(Stored data entries)
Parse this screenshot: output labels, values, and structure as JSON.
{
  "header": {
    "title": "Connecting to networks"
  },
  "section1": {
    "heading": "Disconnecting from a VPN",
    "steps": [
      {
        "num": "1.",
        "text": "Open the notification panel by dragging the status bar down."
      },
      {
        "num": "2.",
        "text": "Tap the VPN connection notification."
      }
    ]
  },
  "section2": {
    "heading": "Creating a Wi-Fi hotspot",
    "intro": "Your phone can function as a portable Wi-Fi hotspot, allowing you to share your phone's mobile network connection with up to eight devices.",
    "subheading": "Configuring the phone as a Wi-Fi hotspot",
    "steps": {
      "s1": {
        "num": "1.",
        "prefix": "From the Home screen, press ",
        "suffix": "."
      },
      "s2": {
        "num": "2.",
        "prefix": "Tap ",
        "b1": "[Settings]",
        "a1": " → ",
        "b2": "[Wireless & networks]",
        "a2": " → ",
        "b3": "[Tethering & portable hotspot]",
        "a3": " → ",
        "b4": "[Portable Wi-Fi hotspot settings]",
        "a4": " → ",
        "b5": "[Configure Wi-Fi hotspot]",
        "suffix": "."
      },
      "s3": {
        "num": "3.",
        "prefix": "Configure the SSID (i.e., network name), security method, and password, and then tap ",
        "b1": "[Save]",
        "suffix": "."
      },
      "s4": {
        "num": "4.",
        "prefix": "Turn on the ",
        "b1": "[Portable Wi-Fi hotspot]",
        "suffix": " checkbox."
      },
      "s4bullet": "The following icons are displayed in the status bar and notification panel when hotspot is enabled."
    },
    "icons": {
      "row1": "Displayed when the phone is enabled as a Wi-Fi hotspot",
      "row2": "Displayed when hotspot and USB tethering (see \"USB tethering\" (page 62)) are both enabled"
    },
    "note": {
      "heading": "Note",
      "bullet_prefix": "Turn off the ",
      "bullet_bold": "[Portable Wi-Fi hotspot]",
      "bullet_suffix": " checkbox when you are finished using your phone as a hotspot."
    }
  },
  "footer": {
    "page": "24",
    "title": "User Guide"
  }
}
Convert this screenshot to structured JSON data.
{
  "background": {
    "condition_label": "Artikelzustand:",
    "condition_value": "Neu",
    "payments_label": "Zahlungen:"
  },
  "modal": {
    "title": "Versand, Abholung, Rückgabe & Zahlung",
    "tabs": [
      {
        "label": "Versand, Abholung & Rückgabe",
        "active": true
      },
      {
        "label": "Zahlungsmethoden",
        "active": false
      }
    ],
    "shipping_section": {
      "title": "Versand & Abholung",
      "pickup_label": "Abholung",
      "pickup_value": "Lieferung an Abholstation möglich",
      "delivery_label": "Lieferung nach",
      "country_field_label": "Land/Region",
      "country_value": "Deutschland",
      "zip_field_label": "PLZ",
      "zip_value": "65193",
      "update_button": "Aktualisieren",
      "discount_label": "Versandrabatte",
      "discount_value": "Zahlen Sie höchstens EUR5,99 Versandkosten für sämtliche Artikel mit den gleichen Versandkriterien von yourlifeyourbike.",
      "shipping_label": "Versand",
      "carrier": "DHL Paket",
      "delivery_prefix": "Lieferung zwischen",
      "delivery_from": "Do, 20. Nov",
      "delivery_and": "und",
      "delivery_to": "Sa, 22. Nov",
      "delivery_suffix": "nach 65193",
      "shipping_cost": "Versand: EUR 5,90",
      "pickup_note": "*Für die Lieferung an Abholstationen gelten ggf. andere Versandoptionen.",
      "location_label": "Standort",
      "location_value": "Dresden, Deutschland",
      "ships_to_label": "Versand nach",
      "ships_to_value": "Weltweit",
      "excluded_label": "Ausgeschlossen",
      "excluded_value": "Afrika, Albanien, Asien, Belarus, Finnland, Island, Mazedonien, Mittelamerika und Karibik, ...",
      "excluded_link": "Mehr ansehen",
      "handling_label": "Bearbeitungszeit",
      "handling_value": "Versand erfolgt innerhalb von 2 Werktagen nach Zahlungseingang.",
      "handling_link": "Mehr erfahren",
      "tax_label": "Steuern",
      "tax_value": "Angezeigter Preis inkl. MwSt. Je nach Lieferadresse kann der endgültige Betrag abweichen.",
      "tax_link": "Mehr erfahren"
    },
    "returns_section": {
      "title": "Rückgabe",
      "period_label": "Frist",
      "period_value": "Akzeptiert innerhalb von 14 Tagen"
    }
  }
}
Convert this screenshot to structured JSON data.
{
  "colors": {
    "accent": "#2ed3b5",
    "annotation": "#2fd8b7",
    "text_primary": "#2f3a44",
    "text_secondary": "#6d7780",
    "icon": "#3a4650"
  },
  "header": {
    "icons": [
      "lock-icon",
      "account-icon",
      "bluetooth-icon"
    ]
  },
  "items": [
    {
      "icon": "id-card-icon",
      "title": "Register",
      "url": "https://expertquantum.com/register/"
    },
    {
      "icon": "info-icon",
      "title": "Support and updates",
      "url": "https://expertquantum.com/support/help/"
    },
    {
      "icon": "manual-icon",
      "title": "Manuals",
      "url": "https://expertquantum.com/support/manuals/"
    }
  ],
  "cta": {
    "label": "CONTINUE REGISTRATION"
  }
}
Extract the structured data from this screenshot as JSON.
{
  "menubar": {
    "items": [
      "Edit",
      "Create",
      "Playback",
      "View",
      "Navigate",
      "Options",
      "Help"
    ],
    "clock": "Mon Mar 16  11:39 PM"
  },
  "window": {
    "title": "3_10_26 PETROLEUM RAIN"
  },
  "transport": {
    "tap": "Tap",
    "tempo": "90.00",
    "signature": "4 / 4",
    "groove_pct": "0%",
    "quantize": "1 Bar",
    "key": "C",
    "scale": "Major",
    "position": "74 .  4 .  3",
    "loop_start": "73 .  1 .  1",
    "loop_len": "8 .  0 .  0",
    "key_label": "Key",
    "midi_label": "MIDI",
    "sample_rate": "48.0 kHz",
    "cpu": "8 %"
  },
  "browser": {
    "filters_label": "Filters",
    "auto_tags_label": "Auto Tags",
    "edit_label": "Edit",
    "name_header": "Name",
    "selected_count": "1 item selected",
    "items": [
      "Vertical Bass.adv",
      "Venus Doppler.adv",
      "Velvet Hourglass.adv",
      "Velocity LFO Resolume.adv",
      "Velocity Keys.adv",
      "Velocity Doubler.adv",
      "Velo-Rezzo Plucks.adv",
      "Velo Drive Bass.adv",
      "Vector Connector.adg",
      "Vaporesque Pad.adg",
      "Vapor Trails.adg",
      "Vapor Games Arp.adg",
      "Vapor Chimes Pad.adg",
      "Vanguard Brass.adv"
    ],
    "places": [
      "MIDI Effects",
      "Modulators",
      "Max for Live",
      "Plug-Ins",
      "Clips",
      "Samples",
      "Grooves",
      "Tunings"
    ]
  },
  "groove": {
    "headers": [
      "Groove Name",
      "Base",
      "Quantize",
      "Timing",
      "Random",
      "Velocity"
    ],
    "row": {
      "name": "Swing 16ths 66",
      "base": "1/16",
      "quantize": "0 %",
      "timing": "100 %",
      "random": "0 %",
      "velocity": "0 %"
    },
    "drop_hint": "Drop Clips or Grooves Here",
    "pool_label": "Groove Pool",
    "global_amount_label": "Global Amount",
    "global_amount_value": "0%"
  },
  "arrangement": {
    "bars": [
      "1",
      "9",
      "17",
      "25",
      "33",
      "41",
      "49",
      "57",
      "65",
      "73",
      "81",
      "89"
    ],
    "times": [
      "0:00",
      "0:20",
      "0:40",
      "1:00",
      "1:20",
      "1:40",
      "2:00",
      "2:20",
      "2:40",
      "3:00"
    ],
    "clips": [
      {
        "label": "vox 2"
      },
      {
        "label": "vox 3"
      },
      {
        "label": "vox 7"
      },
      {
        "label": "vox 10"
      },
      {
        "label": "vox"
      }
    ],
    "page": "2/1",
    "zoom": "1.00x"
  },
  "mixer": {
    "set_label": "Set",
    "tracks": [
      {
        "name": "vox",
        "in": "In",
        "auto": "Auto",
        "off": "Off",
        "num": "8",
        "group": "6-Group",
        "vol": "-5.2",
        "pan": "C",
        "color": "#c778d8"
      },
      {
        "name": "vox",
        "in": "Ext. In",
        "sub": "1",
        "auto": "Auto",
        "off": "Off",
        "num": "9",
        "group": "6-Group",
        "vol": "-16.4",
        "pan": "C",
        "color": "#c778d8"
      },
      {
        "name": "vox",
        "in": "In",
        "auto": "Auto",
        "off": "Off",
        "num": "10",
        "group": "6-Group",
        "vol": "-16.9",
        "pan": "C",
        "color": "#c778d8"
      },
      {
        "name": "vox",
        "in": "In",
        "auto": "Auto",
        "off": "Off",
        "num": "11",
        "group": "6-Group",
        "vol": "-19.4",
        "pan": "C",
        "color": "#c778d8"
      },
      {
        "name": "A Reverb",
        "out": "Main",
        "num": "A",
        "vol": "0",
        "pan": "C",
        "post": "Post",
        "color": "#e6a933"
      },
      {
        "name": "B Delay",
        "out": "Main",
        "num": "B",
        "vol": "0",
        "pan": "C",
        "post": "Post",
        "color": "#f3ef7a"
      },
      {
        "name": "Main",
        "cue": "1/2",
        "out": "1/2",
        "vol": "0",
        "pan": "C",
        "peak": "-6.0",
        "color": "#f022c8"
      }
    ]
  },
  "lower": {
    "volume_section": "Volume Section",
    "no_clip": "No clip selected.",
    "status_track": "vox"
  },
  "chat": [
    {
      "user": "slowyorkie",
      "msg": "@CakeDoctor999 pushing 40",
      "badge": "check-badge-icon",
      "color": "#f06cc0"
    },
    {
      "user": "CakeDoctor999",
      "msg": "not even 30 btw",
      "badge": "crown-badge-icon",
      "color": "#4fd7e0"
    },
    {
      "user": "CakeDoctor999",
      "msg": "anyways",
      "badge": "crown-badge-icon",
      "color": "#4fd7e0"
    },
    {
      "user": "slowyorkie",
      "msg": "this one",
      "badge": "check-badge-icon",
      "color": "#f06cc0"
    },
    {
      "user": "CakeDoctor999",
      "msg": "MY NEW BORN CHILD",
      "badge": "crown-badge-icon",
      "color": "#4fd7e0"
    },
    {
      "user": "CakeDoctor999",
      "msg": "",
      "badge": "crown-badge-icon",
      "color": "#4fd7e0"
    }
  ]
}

- _Written exercise_: Lines containing the word "expertquantum" must all be returned from the material above.

- _Output for this task_:
      "url": "https://expertquantum.com/register/"
      "url": "https://expertquantum.com/support/help/"
      "url": "https://expertquantum.com/support/manuals/"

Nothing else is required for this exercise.